◆ Do this ◆
Return each entry exactly, with none missing.

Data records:
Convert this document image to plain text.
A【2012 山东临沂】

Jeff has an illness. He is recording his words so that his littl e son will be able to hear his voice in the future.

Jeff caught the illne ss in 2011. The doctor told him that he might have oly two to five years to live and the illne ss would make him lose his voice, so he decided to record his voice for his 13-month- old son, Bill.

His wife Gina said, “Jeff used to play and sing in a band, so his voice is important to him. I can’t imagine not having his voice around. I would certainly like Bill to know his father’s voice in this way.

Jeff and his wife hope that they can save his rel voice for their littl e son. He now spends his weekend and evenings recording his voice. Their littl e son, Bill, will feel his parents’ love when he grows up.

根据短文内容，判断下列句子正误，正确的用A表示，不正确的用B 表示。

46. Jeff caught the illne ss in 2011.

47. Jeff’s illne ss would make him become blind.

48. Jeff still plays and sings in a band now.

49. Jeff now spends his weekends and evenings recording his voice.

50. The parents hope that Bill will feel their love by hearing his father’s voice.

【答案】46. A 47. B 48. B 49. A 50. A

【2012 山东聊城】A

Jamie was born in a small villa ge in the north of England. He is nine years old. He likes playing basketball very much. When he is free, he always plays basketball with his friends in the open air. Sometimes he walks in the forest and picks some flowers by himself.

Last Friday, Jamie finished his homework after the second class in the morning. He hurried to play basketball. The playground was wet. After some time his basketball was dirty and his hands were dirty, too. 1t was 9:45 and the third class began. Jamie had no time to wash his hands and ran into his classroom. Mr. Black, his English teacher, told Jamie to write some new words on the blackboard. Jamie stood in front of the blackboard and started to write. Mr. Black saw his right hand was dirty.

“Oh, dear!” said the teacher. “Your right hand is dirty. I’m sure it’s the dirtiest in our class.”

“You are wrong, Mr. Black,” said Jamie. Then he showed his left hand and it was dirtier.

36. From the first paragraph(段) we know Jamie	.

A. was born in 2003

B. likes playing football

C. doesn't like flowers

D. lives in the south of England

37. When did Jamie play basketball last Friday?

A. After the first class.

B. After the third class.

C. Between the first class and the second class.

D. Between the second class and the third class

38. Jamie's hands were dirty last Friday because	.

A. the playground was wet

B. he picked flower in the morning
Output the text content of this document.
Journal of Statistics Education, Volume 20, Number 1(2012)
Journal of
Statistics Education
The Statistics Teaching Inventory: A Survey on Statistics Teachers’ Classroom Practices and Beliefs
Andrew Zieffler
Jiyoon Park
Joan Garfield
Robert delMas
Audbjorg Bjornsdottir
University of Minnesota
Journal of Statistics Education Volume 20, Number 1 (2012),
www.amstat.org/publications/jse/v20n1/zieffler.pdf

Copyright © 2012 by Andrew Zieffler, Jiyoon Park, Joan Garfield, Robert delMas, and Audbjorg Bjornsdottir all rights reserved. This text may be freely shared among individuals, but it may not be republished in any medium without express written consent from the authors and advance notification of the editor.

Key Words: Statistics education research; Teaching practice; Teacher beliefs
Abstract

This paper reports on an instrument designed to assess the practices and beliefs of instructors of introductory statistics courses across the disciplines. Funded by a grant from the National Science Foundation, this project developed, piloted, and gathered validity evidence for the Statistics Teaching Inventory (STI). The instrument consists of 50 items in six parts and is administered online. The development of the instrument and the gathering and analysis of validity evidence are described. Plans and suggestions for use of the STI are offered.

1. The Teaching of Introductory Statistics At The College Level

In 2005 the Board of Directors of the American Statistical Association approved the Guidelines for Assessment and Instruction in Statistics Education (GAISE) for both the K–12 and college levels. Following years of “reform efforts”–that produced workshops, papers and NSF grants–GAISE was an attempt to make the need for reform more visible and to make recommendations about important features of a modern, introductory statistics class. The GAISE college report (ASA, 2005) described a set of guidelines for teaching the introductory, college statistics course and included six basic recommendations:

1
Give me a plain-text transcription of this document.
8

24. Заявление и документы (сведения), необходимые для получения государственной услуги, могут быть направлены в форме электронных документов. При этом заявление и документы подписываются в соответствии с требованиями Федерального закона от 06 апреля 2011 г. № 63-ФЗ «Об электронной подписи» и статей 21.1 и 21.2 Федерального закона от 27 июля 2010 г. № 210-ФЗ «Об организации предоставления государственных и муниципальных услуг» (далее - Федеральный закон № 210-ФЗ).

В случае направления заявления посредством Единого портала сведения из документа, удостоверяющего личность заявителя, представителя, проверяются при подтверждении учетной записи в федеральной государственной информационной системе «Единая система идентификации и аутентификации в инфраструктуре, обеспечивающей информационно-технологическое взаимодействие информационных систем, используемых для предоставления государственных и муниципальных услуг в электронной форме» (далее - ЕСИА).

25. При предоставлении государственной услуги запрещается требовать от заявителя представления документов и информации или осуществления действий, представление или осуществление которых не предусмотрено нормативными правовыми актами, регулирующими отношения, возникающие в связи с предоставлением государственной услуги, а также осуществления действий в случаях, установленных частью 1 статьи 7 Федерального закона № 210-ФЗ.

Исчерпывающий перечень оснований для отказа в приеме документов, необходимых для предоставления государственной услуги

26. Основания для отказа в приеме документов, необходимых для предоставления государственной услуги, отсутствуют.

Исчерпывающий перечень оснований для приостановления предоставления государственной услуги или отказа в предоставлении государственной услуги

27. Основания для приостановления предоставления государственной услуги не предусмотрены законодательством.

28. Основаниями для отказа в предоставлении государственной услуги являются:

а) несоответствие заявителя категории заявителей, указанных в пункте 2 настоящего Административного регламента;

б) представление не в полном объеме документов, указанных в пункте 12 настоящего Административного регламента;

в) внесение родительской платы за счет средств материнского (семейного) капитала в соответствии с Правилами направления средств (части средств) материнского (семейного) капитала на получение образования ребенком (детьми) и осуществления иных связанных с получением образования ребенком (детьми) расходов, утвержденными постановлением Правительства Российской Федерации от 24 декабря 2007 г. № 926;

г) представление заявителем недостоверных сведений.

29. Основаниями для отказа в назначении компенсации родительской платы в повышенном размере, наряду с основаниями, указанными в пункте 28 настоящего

◆ Response to the exercise ◆
Convert this document image to plain text.
A【2012 山东临沂】

Jeff has an illness. He is recording his words so that his littl e son will be able to hear his voice in the future.

Jeff caught the illne ss in 2011. The doctor told him that he might have oly two to five years to live and the illne ss would make him lose his voice, so he decided to record his voice for his 13-month- old son, Bill.

His wife Gina said, “Jeff used to play and sing in a band, so his voice is important to him. I can’t imagine not having his voice around. I would certainly like Bill to know his father’s voice in this way.

Jeff and his wife hope that they can save his rel voice for their littl e son. He now spends his weekend and evenings recording his voice. Their littl e son, Bill, will feel his parents’ love when he grows up.

根据短文内容，判断下列句子正误，正确的用A表示，不正确的用B 表示。

46. Jeff caught the illne ss in 2011.

47. Jeff’s illne ss would make him become blind.

48. Jeff still plays and sings in a band now.

49. Jeff now spends his weekends and evenings recording his voice.

50. The parents hope that Bill will feel their love by hearing his father’s voice.

【答案】46. A 47. B 48. B 49. A 50. A

【2012 山东聊城】A

Jamie was born in a small villa ge in the north of England. He is nine years old. He likes playing basketball very much. When he is free, he always plays basketball with his friends in the open air. Sometimes he walks in the forest and picks some flowers by himself.

Last Friday, Jamie finished his homework after the second class in the morning. He hurried to play basketball. The playground was wet. After some time his basketball was dirty and his hands were dirty, too. 1t was 9:45 and the third class began. Jamie had no time to wash his hands and ran into his classroom. Mr. Black, his English teacher, told Jamie to write some new words on the blackboard. Jamie stood in front of the blackboard and started to write. Mr. Black saw his right hand was dirty.

“Oh, dear!” said the teacher. “Your right hand is dirty. I’m sure it’s the dirtiest in our class.”

“You are wrong, Mr. Black,” said Jamie. Then he showed his left hand and it was dirtier.

36. From the first paragraph(段) we know Jamie	.

A. was born in 2003

B. likes playing football

C. doesn't like flowers

D. lives in the south of England

37. When did Jamie play basketball last Friday?

A. After the first class.

B. After the third class.

C. Between the first class and the second class.

D. Between the second class and the third class

38. Jamie's hands were dirty last Friday because	.

A. the playground was wet

B. he picked flower in the morning
Output the text content of this document.
Journal of Statistics Education, Volume 20, Number 1(2012)
Journal of
Statistics Education
The Statistics Teaching Inventory: A Survey on Statistics Teachers’ Classroom Practices and Beliefs
Andrew Zieffler
Jiyoon Park
Joan Garfield
Robert delMas
Audbjorg Bjornsdottir
University of Minnesota
Journal of Statistics Education Volume 20, Number 1 (2012),
www.amstat.org/publications/jse/v20n1/zieffler.pdf

Copyright © 2012 by Andrew Zieffler, Jiyoon Park, Joan Garfield, Robert delMas, and Audbjorg Bjornsdottir all rights reserved. This text may be freely shared among individuals, but it may not be republished in any medium without express written consent from the authors and advance notification of the editor.

Key Words: Statistics education research; Teaching practice; Teacher beliefs
Abstract

This paper reports on an instrument designed to assess the practices and beliefs of instructors of introductory statistics courses across the disciplines. Funded by a grant from the National Science Foundation, this project developed, piloted, and gathered validity evidence for the Statistics Teaching Inventory (STI). The instrument consists of 50 items in six parts and is administered online. The development of the instrument and the gathering and analysis of validity evidence are described. Plans and suggestions for use of the STI are offered.

1. The Teaching of Introductory Statistics At The College Level

In 2005 the Board of Directors of the American Statistical Association approved the Guidelines for Assessment and Instruction in Statistics Education (GAISE) for both the K–12 and college levels. Following years of “reform efforts”–that produced workshops, papers and NSF grants–GAISE was an attempt to make the need for reform more visible and to make recommendations about important features of a modern, introductory statistics class. The GAISE college report (ASA, 2005) described a set of guidelines for teaching the introductory, college statistics course and included six basic recommendations:

1
Give me a plain-text transcription of this document.
8

24. Заявление и документы (сведения), необходимые для получения государственной услуги, могут быть направлены в форме электронных документов. При этом заявление и документы подписываются в соответствии с требованиями Федерального закона от 06 апреля 2011 г. № 63-ФЗ «Об электронной подписи» и статей 21.1 и 21.2 Федерального закона от 27 июля 2010 г. № 210-ФЗ «Об организации предоставления государственных и муниципальных услуг» (далее - Федеральный закон № 210-ФЗ).

В случае направления заявления посредством Единого портала сведения из документа, удостоверяющего личность заявителя, представителя, проверяются при подтверждении учетной записи в федеральной государственной информационной системе «Единая система идентификации и аутентификации в инфраструктуре, обеспечивающей информационно-технологическое взаимодействие информационных систем, используемых для предоставления государственных и муниципальных услуг в электронной форме» (далее - ЕСИА).

25. При предоставлении государственной услуги запрещается требовать от заявителя представления документов и информации или осуществления действий, представление или осуществление которых не предусмотрено нормативными правовыми актами, регулирующими отношения, возникающие в связи с предоставлением государственной услуги, а также осуществления действий в случаях, установленных частью 1 статьи 7 Федерального закона № 210-ФЗ.

Исчерпывающий перечень оснований для отказа в приеме документов, необходимых для предоставления государственной услуги

26. Основания для отказа в приеме документов, необходимых для предоставления государственной услуги, отсутствуют.

Исчерпывающий перечень оснований для приостановления предоставления государственной услуги или отказа в предоставлении государственной услуги

27. Основания для приостановления предоставления государственной услуги не предусмотрены законодательством.

28. Основаниями для отказа в предоставлении государственной услуги являются:

а) несоответствие заявителя категории заявителей, указанных в пункте 2 настоящего Административного регламента;

б) представление не в полном объеме документов, указанных в пункте 12 настоящего Административного регламента;

в) внесение родительской платы за счет средств материнского (семейного) капитала в соответствии с Правилами направления средств (части средств) материнского (семейного) капитала на получение образования ребенком (детьми) и осуществления иных связанных с получением образования ребенком (детьми) расходов, утвержденными постановлением Правительства Российской Федерации от 24 декабря 2007 г. № 926;

г) представление заявителем недостоверных сведений.

29. Основаниями для отказа в назначении компенсации родительской платы в повышенном размере, наряду с основаниями, указанными в пункте 28 настоящего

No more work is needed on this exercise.